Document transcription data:
* * *

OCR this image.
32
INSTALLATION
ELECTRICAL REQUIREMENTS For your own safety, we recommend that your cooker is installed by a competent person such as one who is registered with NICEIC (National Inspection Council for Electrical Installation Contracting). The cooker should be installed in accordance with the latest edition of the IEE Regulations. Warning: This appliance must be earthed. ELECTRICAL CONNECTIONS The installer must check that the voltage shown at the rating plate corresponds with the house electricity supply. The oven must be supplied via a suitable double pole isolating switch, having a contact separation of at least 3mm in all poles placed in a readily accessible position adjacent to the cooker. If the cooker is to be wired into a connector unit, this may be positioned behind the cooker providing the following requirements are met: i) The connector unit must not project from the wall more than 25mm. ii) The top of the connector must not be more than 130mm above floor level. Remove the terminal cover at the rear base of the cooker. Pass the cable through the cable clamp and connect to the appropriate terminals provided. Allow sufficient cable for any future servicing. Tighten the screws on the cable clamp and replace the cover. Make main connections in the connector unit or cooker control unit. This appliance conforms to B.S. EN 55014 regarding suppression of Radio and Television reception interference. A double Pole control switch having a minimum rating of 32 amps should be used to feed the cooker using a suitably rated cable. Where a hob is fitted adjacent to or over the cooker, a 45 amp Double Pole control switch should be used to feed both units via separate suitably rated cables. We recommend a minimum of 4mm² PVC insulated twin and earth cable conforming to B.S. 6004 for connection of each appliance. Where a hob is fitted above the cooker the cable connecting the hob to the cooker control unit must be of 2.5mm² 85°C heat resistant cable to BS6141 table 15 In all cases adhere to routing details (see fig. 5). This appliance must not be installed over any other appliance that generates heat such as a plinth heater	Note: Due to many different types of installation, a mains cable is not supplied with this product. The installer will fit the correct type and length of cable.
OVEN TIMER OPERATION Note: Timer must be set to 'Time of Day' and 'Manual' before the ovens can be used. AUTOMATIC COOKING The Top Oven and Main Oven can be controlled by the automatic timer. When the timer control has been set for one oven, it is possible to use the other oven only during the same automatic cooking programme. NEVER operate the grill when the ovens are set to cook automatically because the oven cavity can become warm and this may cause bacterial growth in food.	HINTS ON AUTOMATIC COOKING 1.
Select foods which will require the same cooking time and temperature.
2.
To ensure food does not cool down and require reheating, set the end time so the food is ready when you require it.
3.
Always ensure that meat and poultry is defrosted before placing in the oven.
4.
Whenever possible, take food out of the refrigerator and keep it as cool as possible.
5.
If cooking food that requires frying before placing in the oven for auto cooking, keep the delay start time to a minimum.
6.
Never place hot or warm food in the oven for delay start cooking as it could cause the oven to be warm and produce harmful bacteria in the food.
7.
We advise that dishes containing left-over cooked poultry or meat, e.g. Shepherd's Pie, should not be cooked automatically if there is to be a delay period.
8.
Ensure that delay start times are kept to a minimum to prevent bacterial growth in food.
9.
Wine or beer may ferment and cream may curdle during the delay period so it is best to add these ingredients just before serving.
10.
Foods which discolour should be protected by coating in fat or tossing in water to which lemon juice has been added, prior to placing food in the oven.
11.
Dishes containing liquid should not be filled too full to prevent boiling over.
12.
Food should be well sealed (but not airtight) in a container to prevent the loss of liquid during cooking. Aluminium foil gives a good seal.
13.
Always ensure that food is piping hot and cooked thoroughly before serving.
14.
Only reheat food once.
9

* * *

*What you are asked to do*
Copy all records verbatim.

*Exercise solution*
OCR this image.
32
INSTALLATION
ELECTRICAL REQUIREMENTS For your own safety, we recommend that your cooker is installed by a competent person such as one who is registered with NICEIC (National Inspection Council for Electrical Installation Contracting). The cooker should be installed in accordance with the latest edition of the IEE Regulations. Warning: This appliance must be earthed. ELECTRICAL CONNECTIONS The installer must check that the voltage shown at the rating plate corresponds with the house electricity supply. The oven must be supplied via a suitable double pole isolating switch, having a contact separation of at least 3mm in all poles placed in a readily accessible position adjacent to the cooker. If the cooker is to be wired into a connector unit, this may be positioned behind the cooker providing the following requirements are met: i) The connector unit must not project from the wall more than 25mm. ii) The top of the connector must not be more than 130mm above floor level. Remove the terminal cover at the rear base of the cooker. Pass the cable through the cable clamp and connect to the appropriate terminals provided. Allow sufficient cable for any future servicing. Tighten the screws on the cable clamp and replace the cover. Make main connections in the connector unit or cooker control unit. This appliance conforms to B.S. EN 55014 regarding suppression of Radio and Television reception interference. A double Pole control switch having a minimum rating of 32 amps should be used to feed the cooker using a suitably rated cable. Where a hob is fitted adjacent to or over the cooker, a 45 amp Double Pole control switch should be used to feed both units via separate suitably rated cables. We recommend a minimum of 4mm² PVC insulated twin and earth cable conforming to B.S. 6004 for connection of each appliance. Where a hob is fitted above the cooker the cable connecting the hob to the cooker control unit must be of 2.5mm² 85°C heat resistant cable to BS6141 table 15 In all cases adhere to routing details (see fig. 5). This appliance must not be installed over any other appliance that generates heat such as a plinth heater	Note: Due to many different types of installation, a mains cable is not supplied with this product. The installer will fit the correct type and length of cable.
OVEN TIMER OPERATION Note: Timer must be set to 'Time of Day' and 'Manual' before the ovens can be used. AUTOMATIC COOKING The Top Oven and Main Oven can be controlled by the automatic timer. When the timer control has been set for one oven, it is possible to use the other oven only during the same automatic cooking programme. NEVER operate the grill when the ovens are set to cook automatically because the oven cavity can become warm and this may cause bacterial growth in food.	HINTS ON AUTOMATIC COOKING 1.
Select foods which will require the same cooking time and temperature.
2.
To ensure food does not cool down and require reheating, set the end time so the food is ready when you require it.
3.
Always ensure that meat and poultry is defrosted before placing in the oven.
4.
Whenever possible, take food out of the refrigerator and keep it as cool as possible.
5.
If cooking food that requires frying before placing in the oven for auto cooking, keep the delay start time to a minimum.
6.
Never place hot or warm food in the oven for delay start cooking as it could cause the oven to be warm and produce harmful bacteria in the food.
7.
We advise that dishes containing left-over cooked poultry or meat, e.g. Shepherd's Pie, should not be cooked automatically if there is to be a delay period.
8.
Ensure that delay start times are kept to a minimum to prevent bacterial growth in food.
9.
Wine or beer may ferment and cream may curdle during the delay period so it is best to add these ingredients just before serving.
10.
Foods which discolour should be protected by coating in fat or tossing in water to which lemon juice has been added, prior to placing food in the oven.
11.
Dishes containing liquid should not be filled too full to prevent boiling over.
12.
Food should be well sealed (but not airtight) in a container to prevent the loss of liquid during cooking. Aluminium foil gives a good seal.
13.
Always ensure that food is piping hot and cooked thoroughly before serving.
14.
Only reheat food once.
9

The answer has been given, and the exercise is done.